Collection entries
....

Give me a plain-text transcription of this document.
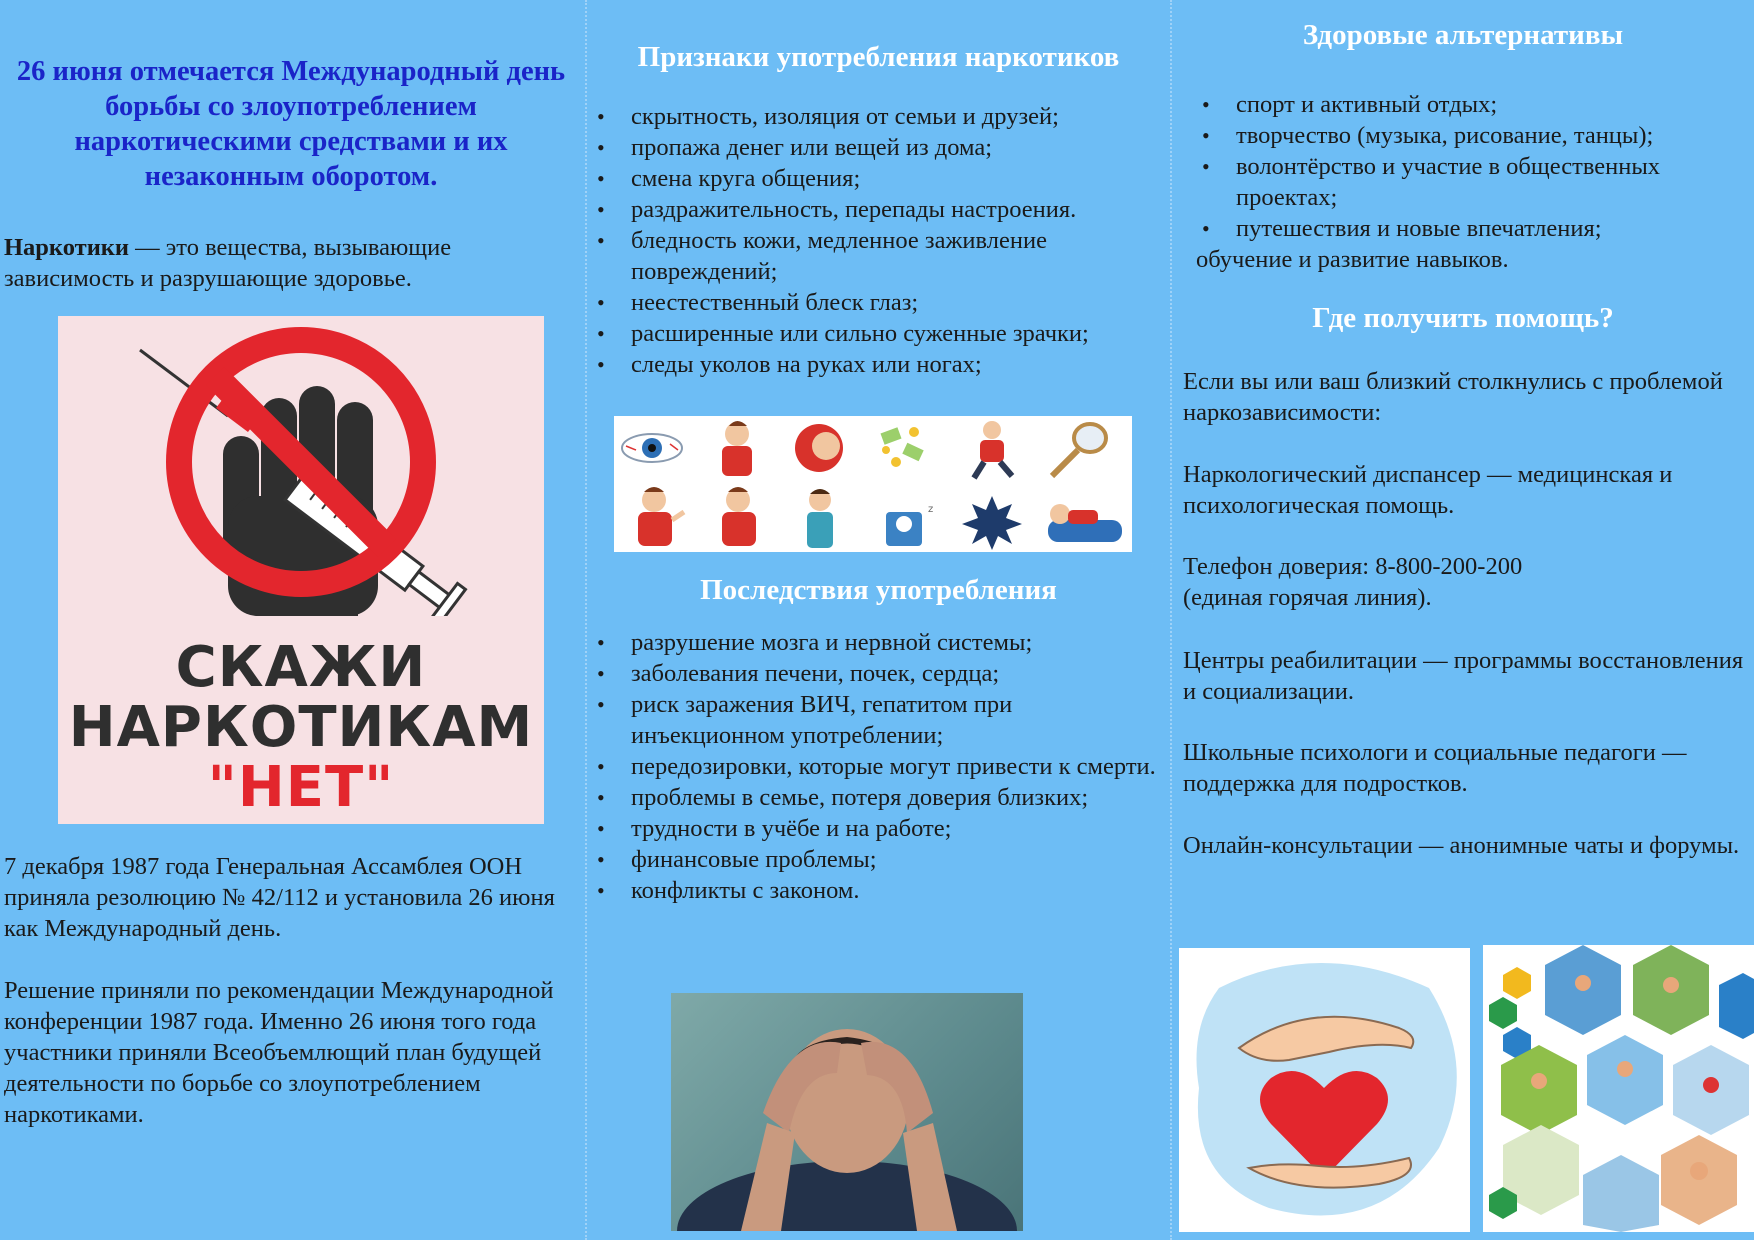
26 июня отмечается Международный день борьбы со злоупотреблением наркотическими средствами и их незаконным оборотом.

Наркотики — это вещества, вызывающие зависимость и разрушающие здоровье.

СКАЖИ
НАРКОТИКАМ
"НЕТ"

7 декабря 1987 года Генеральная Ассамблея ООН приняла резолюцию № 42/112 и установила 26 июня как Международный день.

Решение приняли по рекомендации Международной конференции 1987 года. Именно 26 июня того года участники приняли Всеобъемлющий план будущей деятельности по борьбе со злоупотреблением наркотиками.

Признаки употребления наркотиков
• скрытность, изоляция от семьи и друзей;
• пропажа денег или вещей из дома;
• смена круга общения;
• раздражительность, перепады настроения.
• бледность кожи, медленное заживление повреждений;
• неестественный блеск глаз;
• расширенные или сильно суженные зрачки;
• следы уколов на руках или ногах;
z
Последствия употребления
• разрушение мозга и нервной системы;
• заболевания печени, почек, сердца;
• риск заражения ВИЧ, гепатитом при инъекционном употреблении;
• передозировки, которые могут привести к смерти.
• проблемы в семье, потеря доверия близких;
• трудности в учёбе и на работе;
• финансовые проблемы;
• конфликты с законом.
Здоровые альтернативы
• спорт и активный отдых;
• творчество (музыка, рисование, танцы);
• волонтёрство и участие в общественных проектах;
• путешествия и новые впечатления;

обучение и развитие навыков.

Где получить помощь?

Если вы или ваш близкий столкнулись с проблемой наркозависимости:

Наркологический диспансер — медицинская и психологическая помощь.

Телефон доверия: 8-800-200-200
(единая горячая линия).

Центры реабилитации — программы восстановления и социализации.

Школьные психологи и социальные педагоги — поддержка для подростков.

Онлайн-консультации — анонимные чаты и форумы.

....

## WHAT YOU HAVE TO DO
Copy out each line of the material that holds the word "помощь".

## SOLUTION BELOW
Где получить помощь?
Наркологический диспансер — медицинская и психологическая помощь.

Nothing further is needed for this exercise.